| THE PROBLEM |
List all lines of the data that include the string "JSON".

-------- DATA EXCERPTS --------

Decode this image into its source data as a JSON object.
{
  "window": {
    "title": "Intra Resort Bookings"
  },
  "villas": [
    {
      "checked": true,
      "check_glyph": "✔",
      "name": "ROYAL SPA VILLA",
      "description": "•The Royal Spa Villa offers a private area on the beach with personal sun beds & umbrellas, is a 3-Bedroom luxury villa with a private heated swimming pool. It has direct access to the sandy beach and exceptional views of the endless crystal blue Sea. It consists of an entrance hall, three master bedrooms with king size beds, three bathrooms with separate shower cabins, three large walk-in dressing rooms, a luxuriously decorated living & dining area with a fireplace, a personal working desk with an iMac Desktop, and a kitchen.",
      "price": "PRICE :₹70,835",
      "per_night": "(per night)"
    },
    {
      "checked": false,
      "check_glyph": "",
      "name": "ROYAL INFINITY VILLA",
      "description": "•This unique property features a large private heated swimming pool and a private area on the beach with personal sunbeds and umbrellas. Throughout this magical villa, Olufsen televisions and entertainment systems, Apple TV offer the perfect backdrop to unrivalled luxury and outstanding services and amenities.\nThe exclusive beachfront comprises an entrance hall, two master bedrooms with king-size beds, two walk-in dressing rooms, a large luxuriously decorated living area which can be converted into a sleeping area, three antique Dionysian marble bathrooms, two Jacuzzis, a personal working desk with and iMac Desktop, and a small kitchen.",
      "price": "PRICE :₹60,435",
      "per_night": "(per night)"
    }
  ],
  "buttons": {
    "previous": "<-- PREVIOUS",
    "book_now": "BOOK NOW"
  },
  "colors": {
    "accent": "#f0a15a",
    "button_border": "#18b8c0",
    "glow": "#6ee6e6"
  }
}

--------
-------- DATA EXCERPTS --------

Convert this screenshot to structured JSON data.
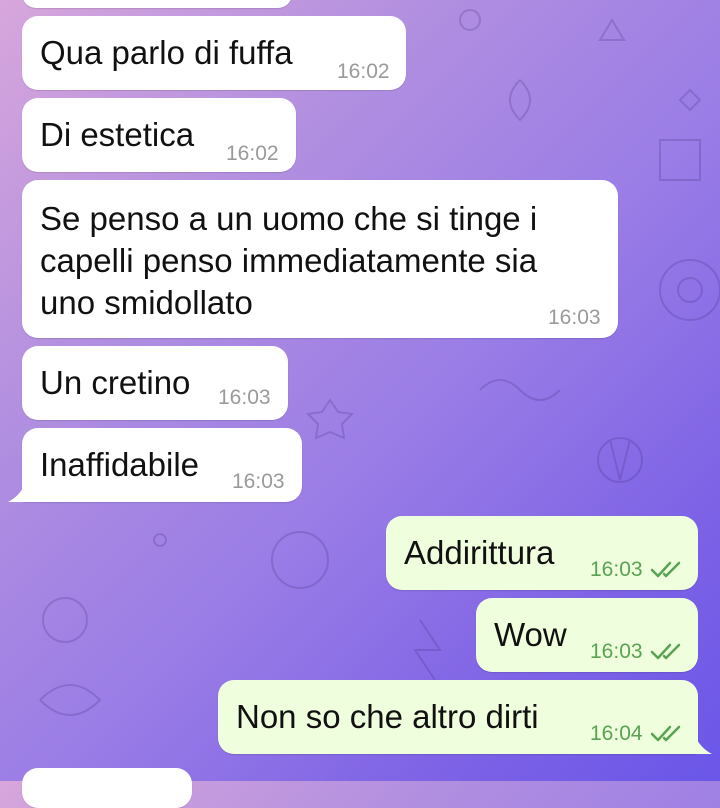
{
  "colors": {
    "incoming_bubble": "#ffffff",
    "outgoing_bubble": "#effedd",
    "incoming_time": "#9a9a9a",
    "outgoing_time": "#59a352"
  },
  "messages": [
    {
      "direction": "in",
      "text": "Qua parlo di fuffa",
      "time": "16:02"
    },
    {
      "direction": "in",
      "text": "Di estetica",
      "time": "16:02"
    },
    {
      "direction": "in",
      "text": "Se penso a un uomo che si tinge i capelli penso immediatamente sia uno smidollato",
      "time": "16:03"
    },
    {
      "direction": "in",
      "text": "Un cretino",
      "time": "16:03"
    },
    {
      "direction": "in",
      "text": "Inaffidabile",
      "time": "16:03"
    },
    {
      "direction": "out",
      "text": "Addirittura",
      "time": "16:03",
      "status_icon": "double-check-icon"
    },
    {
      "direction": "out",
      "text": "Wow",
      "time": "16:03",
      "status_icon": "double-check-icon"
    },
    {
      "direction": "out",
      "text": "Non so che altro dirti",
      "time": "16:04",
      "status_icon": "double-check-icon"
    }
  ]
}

--------

| THE OUTPUT |
Decode this image into its source data as a JSON object.
Convert this screenshot to structured JSON data.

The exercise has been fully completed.